(Recorded data)
--

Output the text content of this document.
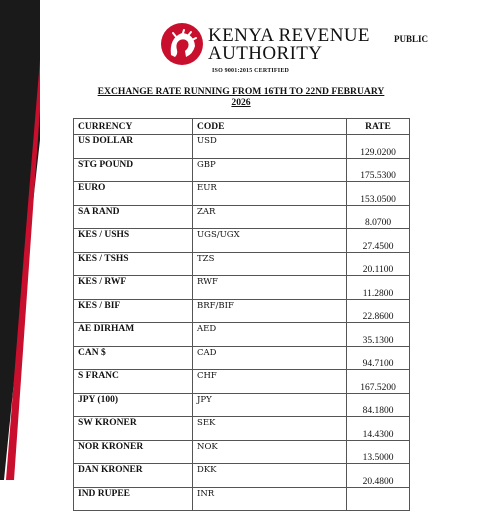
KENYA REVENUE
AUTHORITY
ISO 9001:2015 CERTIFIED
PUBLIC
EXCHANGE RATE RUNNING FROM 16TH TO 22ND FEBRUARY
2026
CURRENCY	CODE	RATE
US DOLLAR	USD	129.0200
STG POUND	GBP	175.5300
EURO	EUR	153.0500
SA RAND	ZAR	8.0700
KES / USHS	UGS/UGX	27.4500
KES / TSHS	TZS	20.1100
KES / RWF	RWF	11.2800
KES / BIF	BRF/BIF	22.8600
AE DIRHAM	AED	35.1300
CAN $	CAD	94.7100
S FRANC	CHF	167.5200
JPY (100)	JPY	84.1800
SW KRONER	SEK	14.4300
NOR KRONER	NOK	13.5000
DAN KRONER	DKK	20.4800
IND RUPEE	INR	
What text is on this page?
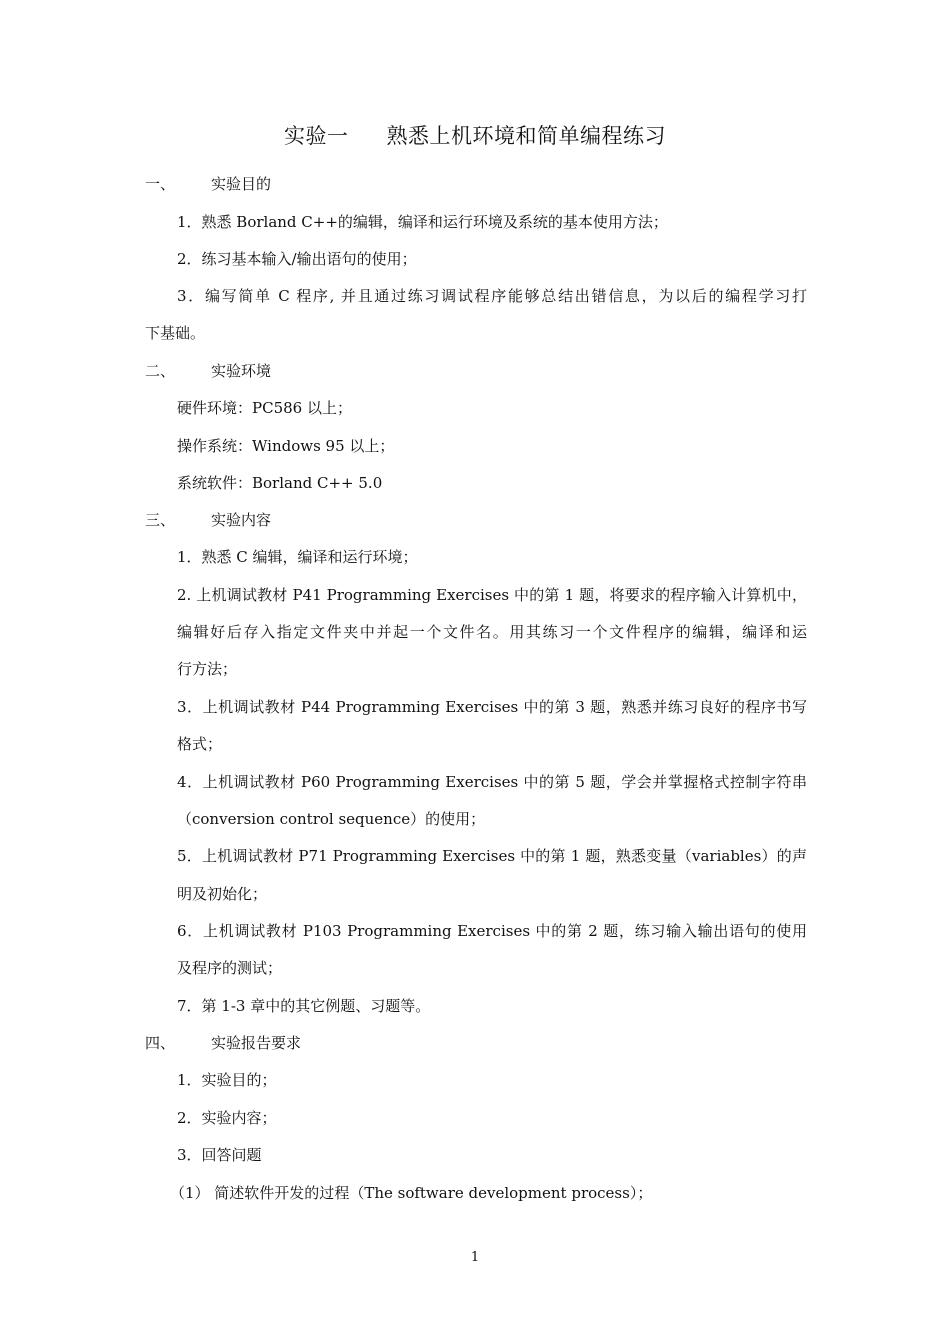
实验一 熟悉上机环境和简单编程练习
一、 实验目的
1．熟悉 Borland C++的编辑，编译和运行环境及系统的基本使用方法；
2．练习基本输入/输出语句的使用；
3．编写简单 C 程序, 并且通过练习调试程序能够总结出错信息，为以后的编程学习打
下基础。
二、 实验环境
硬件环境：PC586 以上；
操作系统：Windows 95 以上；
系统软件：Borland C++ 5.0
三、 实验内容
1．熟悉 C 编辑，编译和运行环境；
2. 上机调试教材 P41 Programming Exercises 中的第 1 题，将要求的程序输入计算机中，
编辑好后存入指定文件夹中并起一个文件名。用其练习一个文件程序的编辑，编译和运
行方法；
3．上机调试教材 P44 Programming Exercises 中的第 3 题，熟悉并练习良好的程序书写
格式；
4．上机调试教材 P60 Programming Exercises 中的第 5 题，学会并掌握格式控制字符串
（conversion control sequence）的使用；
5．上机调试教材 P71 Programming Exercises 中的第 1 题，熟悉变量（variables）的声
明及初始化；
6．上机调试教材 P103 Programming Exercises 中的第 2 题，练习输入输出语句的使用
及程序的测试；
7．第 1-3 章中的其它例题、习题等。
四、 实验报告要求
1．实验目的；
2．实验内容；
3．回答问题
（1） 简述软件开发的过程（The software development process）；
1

--

Directions => Show all lines from the listing above in which "Programming" appears.

Answer for this exercise =>
2. 上机调试教材 P41 Programming Exercises 中的第 1 题，将要求的程序输入计算机中，
3．上机调试教材 P44 Programming Exercises 中的第 3 题，熟悉并练习良好的程序书写
4．上机调试教材 P60 Programming Exercises 中的第 5 题，学会并掌握格式控制字符串
5．上机调试教材 P71 Programming Exercises 中的第 1 题，熟悉变量（variables）的声
6．上机调试教材 P103 Programming Exercises 中的第 2 题，练习输入输出语句的使用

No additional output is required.